* [Work to be completed] Return, from the lines below, each one that includes the word "occurs".

-- Opening Marker --

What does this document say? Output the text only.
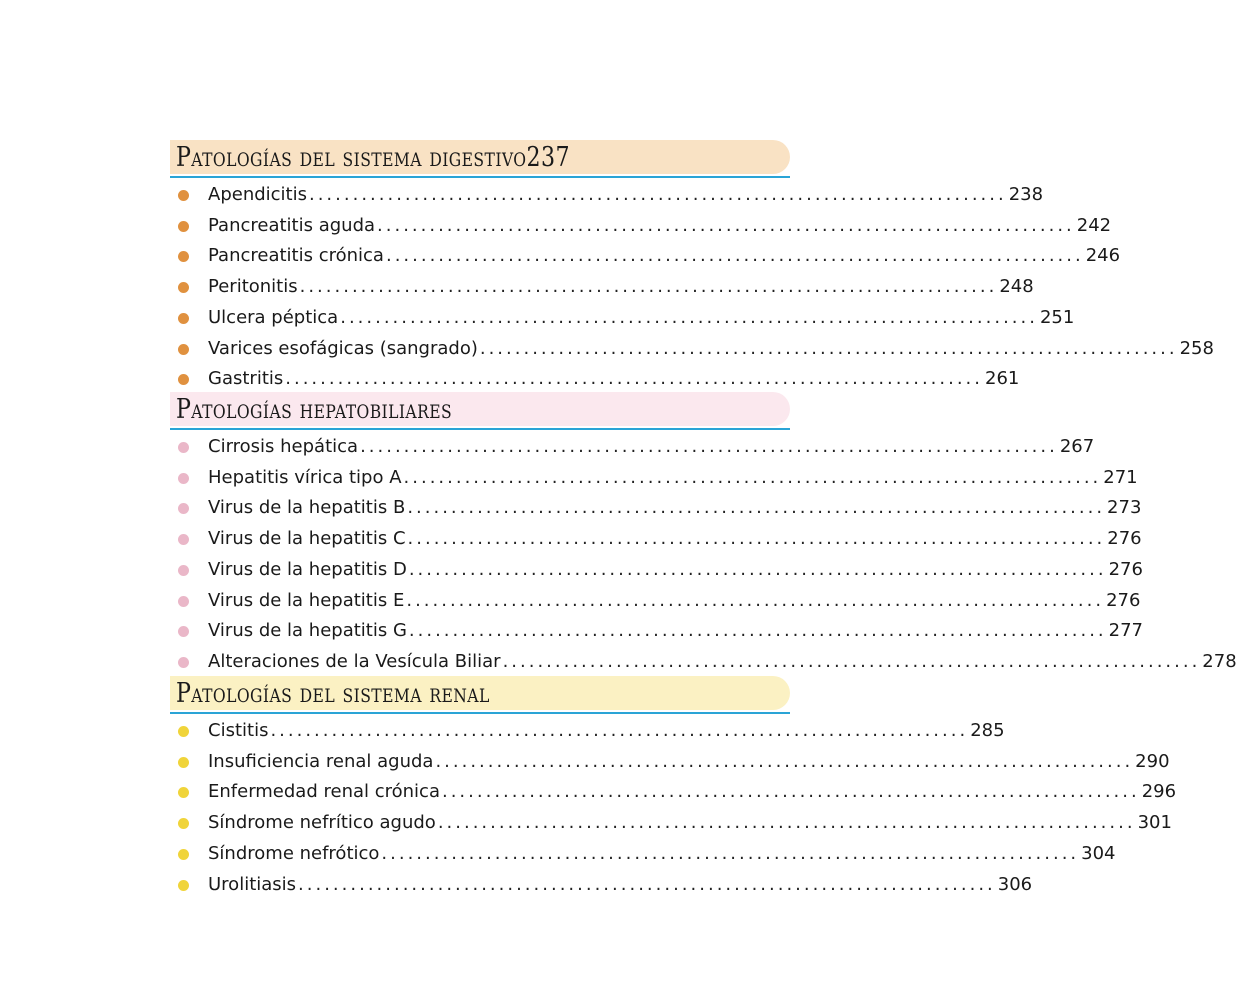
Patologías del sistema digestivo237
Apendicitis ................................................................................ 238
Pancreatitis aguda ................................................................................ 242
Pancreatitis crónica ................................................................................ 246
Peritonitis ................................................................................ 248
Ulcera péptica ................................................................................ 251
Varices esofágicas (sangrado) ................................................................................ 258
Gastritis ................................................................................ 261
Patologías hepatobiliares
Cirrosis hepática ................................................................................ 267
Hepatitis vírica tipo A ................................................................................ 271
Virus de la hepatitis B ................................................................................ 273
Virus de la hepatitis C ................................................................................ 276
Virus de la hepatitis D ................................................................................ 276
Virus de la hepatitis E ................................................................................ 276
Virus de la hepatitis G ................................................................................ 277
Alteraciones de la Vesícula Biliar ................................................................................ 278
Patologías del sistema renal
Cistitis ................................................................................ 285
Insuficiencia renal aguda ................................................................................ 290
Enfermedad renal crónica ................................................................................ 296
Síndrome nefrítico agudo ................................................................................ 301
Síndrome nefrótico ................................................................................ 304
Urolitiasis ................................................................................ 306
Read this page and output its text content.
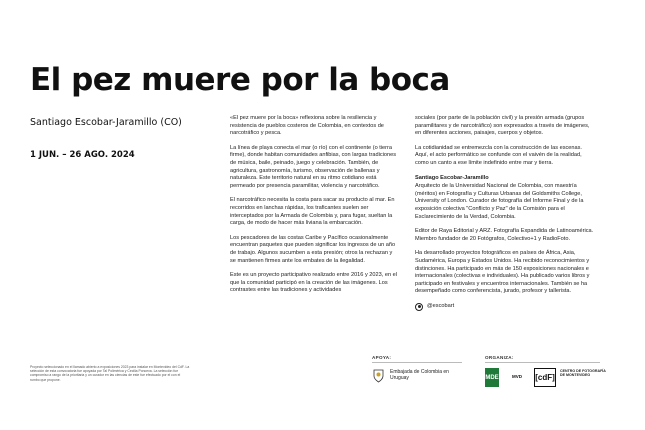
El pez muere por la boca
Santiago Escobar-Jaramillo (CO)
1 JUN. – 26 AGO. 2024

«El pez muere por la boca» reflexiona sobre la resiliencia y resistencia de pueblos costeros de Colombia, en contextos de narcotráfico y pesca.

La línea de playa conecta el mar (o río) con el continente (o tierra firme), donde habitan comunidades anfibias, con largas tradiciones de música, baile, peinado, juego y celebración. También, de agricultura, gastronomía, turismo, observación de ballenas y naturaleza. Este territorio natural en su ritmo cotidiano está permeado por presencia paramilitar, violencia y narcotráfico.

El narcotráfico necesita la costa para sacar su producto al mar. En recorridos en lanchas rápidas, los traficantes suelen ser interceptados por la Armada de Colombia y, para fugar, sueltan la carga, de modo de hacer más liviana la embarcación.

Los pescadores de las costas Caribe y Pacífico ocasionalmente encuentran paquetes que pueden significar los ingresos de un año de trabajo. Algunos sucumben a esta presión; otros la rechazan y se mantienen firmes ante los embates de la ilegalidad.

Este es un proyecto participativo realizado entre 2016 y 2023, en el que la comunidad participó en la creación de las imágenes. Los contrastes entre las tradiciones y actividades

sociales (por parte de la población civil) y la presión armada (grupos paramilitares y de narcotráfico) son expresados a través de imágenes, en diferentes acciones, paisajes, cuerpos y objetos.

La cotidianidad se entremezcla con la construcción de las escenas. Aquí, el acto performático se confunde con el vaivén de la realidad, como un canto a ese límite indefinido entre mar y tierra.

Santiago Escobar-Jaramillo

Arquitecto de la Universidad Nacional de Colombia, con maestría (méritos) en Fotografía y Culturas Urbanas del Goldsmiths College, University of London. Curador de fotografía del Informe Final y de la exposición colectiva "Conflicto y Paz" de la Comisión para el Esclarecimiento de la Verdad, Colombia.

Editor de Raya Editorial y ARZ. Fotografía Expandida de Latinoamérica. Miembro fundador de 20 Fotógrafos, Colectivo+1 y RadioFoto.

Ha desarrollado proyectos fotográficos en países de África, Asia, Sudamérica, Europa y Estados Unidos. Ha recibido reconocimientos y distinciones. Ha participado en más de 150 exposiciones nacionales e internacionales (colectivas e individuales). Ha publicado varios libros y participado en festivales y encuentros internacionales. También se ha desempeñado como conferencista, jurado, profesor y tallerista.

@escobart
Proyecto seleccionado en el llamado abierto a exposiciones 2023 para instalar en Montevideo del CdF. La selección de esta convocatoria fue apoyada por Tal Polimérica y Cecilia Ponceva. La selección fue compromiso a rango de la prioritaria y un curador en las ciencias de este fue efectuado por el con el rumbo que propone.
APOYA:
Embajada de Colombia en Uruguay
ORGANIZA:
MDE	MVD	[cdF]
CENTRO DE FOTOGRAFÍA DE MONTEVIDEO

-- Closing Marker --
-- Opening Marker --

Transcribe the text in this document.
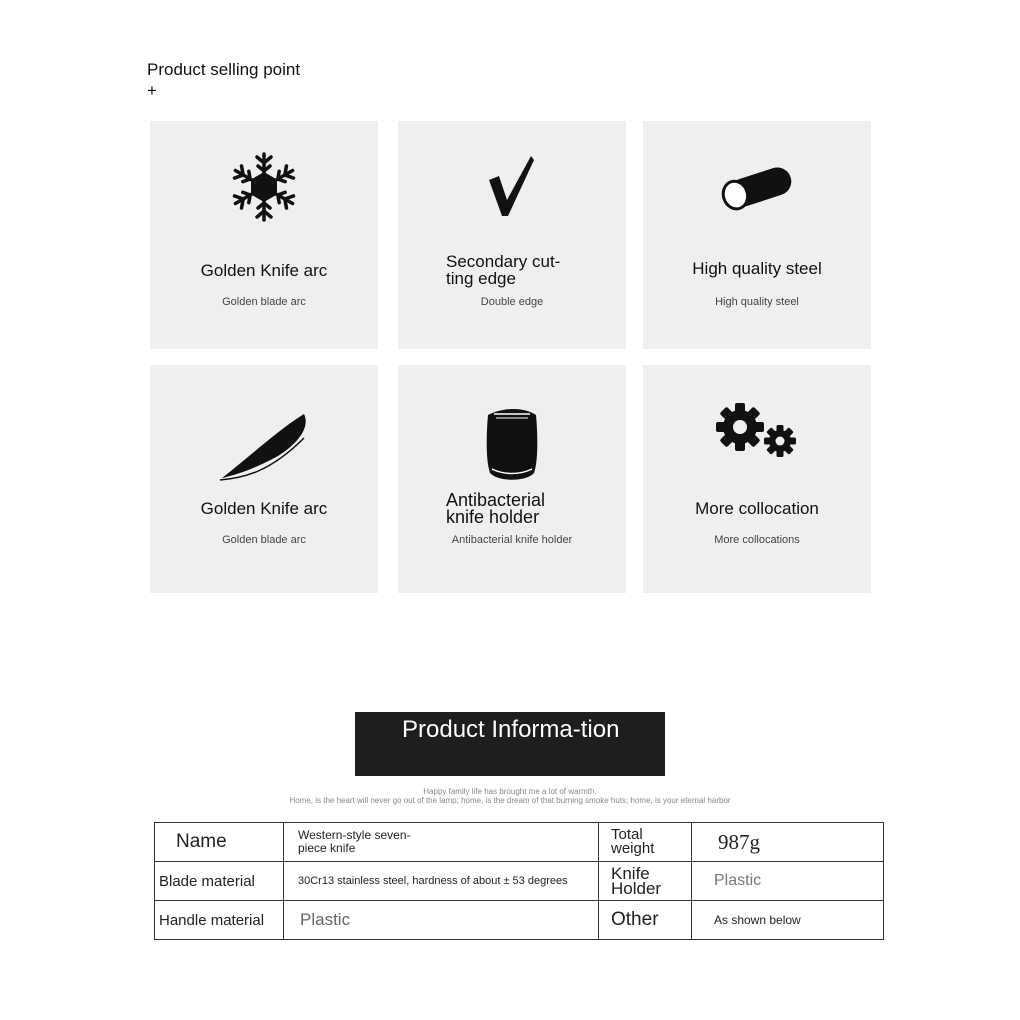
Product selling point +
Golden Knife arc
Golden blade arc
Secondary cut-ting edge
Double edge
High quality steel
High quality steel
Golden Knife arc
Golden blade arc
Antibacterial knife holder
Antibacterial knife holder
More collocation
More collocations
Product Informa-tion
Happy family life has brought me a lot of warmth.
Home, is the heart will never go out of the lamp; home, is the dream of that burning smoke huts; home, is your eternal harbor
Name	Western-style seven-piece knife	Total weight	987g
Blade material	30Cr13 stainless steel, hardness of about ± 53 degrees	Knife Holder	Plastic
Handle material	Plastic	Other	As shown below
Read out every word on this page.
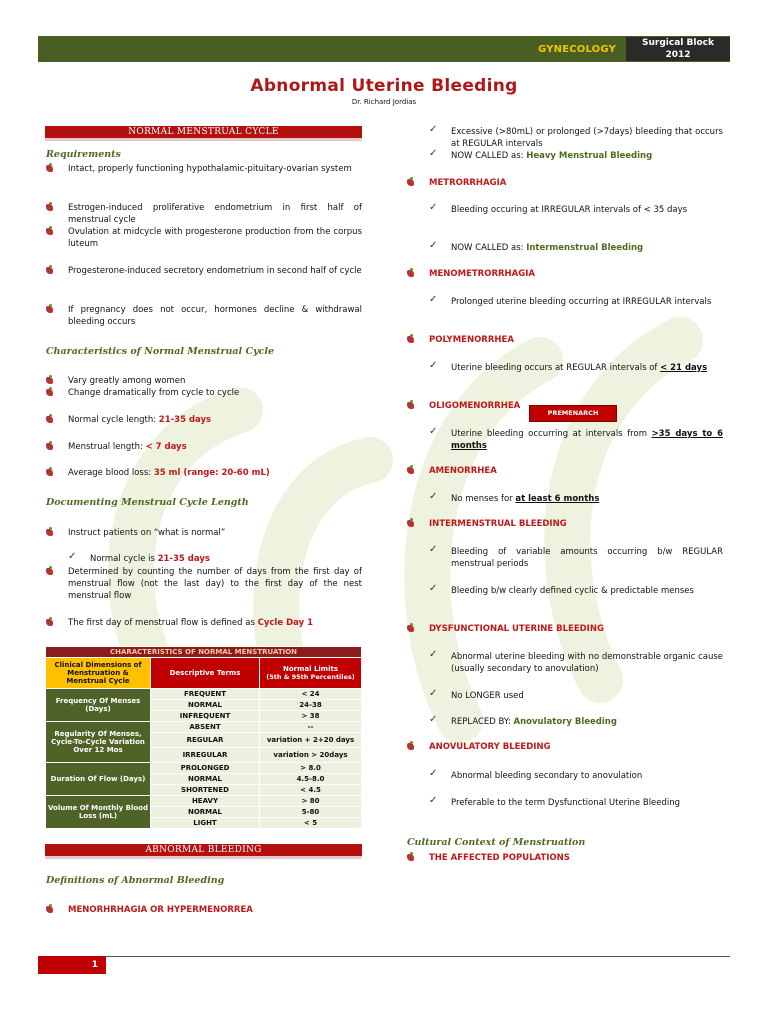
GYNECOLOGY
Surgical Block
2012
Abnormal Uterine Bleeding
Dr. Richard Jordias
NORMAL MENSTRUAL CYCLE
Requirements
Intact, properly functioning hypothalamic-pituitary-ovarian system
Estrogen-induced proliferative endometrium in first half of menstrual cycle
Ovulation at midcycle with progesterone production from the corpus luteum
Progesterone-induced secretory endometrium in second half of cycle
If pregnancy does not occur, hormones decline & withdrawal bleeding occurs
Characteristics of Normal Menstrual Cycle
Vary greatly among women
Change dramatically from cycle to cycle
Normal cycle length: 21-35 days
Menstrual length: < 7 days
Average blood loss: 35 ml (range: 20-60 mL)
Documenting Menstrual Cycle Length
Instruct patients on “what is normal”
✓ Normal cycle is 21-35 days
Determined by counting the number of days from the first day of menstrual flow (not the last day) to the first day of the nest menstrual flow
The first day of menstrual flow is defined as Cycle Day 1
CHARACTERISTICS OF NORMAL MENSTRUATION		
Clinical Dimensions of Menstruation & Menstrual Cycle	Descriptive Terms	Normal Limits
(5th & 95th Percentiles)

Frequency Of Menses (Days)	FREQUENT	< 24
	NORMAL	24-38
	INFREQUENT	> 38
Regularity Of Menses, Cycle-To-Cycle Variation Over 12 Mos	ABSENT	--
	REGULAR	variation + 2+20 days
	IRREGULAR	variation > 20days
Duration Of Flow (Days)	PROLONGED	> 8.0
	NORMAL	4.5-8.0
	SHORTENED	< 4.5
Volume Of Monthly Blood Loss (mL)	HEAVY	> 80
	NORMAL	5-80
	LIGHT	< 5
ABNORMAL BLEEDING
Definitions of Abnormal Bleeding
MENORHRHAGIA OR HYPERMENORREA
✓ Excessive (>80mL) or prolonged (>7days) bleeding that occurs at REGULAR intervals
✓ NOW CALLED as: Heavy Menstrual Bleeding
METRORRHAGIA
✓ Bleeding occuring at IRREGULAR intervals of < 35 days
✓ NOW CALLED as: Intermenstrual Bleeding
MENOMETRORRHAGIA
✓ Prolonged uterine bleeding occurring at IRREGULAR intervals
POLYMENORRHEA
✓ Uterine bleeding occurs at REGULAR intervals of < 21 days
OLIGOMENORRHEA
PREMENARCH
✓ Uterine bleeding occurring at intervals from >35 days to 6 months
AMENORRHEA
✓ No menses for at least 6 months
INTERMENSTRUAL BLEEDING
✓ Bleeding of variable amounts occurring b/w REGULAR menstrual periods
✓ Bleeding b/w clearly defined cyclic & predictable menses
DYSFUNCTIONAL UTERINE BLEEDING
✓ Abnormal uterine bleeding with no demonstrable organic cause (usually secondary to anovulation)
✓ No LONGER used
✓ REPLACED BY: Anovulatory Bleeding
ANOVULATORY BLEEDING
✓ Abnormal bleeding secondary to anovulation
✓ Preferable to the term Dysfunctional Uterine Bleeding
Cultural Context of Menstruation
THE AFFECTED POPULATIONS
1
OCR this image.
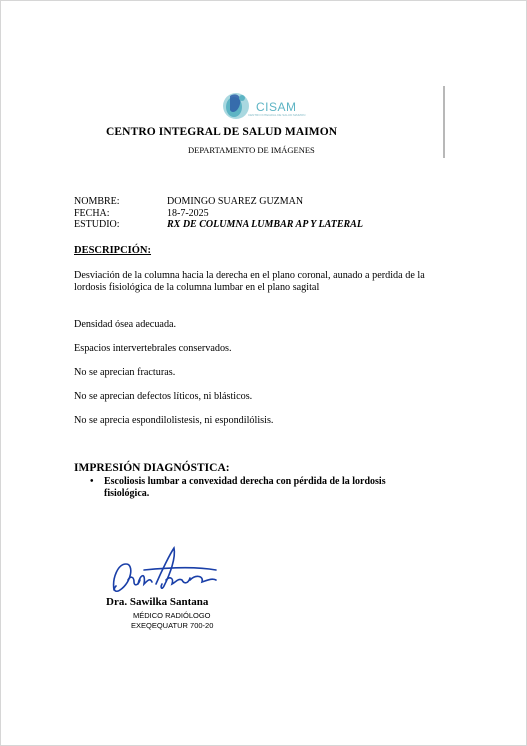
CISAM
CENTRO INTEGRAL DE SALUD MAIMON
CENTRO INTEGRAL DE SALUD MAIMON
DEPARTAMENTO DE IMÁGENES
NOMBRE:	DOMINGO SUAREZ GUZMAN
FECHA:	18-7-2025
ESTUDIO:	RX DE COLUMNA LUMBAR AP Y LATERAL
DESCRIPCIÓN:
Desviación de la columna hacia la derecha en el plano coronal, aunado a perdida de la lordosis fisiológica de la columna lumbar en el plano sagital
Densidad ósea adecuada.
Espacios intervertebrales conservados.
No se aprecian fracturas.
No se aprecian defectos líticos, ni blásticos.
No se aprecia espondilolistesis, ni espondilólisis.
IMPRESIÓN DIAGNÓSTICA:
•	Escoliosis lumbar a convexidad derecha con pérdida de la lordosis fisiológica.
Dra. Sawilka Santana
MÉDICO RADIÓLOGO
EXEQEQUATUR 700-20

-- Closing Marker --

* [Expected output]
If pregnancy does not occur, hormones decline & withdrawal bleeding occurs
✓ Excessive (>80mL) or prolonged (>7days) bleeding that occurs at REGULAR intervals
✓ Uterine bleeding occurs at REGULAR intervals of < 21 days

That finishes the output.